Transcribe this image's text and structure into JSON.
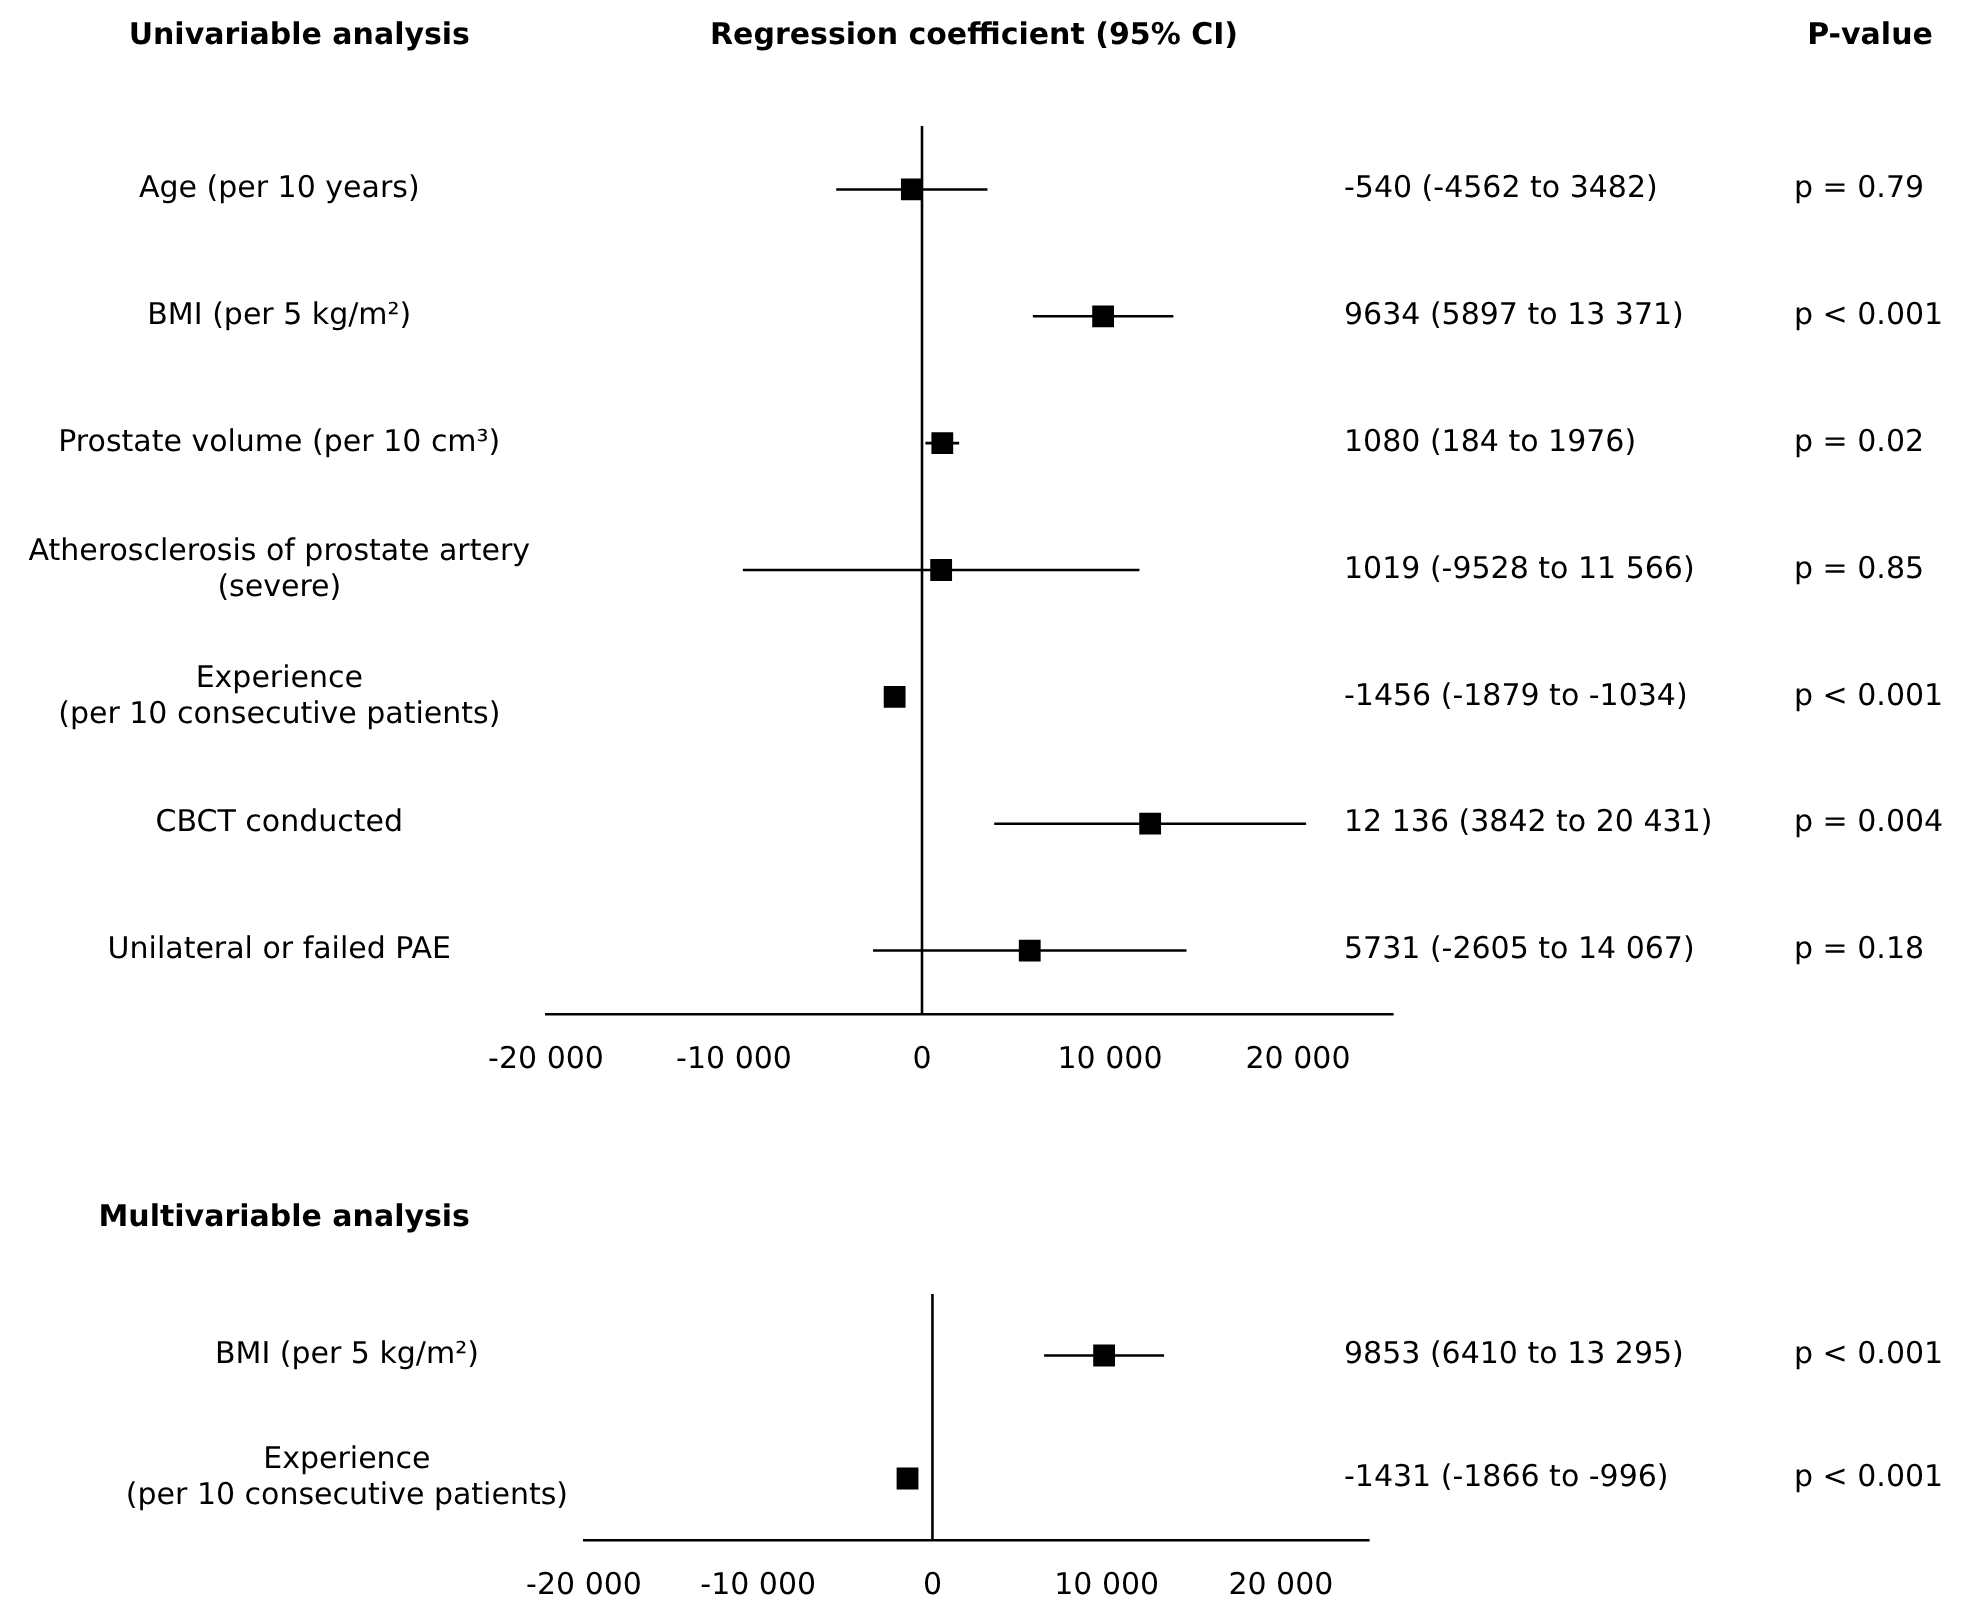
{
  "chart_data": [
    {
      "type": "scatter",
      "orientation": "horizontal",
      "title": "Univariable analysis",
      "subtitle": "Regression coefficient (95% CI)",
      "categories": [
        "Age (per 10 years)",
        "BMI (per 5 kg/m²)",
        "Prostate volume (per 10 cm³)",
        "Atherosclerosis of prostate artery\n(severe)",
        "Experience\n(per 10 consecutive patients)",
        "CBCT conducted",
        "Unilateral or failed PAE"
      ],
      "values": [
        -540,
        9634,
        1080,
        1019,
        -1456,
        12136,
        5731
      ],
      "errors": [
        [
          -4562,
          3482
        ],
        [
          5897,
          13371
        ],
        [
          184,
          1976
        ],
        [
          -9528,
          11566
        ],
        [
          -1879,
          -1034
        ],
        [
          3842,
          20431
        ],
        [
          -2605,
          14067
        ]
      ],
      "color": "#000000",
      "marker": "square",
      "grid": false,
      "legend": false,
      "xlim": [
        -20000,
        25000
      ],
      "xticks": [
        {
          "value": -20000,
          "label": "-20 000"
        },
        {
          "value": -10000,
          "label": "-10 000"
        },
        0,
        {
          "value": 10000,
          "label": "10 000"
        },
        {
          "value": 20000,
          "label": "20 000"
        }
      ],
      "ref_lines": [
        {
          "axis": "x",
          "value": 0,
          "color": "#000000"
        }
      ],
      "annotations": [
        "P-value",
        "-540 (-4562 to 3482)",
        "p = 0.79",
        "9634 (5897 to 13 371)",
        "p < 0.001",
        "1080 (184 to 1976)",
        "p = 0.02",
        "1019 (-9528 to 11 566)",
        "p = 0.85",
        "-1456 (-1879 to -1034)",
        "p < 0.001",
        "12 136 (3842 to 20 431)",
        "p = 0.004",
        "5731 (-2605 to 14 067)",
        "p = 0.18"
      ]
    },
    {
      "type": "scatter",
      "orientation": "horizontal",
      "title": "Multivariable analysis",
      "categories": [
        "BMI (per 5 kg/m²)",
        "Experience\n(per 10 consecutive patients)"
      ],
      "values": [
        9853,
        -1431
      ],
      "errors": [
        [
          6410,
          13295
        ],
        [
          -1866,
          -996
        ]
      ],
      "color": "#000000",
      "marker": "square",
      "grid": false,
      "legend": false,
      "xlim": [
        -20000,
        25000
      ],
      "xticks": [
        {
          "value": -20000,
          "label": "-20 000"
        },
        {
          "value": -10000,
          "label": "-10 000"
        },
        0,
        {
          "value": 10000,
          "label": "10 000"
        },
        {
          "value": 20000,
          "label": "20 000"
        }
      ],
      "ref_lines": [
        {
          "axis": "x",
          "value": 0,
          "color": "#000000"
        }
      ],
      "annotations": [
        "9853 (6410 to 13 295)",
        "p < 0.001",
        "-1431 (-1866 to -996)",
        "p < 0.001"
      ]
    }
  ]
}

Your instructions: Please retype the whole listing above word for word and drop the pictures.

Exercise response:
Transcribe this image's text and structure into JSON.
{
  "chart_data": [
    {
      "type": "scatter",
      "orientation": "horizontal",
      "title": "Univariable analysis",
      "subtitle": "Regression coefficient (95% CI)",
      "categories": [
        "Age (per 10 years)",
        "BMI (per 5 kg/m²)",
        "Prostate volume (per 10 cm³)",
        "Atherosclerosis of prostate artery\n(severe)",
        "Experience\n(per 10 consecutive patients)",
        "CBCT conducted",
        "Unilateral or failed PAE"
      ],
      "values": [
        -540,
        9634,
        1080,
        1019,
        -1456,
        12136,
        5731
      ],
      "errors": [
        [
          -4562,
          3482
        ],
        [
          5897,
          13371
        ],
        [
          184,
          1976
        ],
        [
          -9528,
          11566
        ],
        [
          -1879,
          -1034
        ],
        [
          3842,
          20431
        ],
        [
          -2605,
          14067
        ]
      ],
      "color": "#000000",
      "marker": "square",
      "grid": false,
      "legend": false,
      "xlim": [
        -20000,
        25000
      ],
      "xticks": [
        {
          "value": -20000,
          "label": "-20 000"
        },
        {
          "value": -10000,
          "label": "-10 000"
        },
        0,
        {
          "value": 10000,
          "label": "10 000"
        },
        {
          "value": 20000,
          "label": "20 000"
        }
      ],
      "ref_lines": [
        {
          "axis": "x",
          "value": 0,
          "color": "#000000"
        }
      ],
      "annotations": [
        "P-value",
        "-540 (-4562 to 3482)",
        "p = 0.79",
        "9634 (5897 to 13 371)",
        "p < 0.001",
        "1080 (184 to 1976)",
        "p = 0.02",
        "1019 (-9528 to 11 566)",
        "p = 0.85",
        "-1456 (-1879 to -1034)",
        "p < 0.001",
        "12 136 (3842 to 20 431)",
        "p = 0.004",
        "5731 (-2605 to 14 067)",
        "p = 0.18"
      ]
    },
    {
      "type": "scatter",
      "orientation": "horizontal",
      "title": "Multivariable analysis",
      "categories": [
        "BMI (per 5 kg/m²)",
        "Experience\n(per 10 consecutive patients)"
      ],
      "values": [
        9853,
        -1431
      ],
      "errors": [
        [
          6410,
          13295
        ],
        [
          -1866,
          -996
        ]
      ],
      "color": "#000000",
      "marker": "square",
      "grid": false,
      "legend": false,
      "xlim": [
        -20000,
        25000
      ],
      "xticks": [
        {
          "value": -20000,
          "label": "-20 000"
        },
        {
          "value": -10000,
          "label": "-10 000"
        },
        0,
        {
          "value": 10000,
          "label": "10 000"
        },
        {
          "value": 20000,
          "label": "20 000"
        }
      ],
      "ref_lines": [
        {
          "axis": "x",
          "value": 0,
          "color": "#000000"
        }
      ],
      "annotations": [
        "9853 (6410 to 13 295)",
        "p < 0.001",
        "-1431 (-1866 to -996)",
        "p < 0.001"
      ]
    }
  ]
}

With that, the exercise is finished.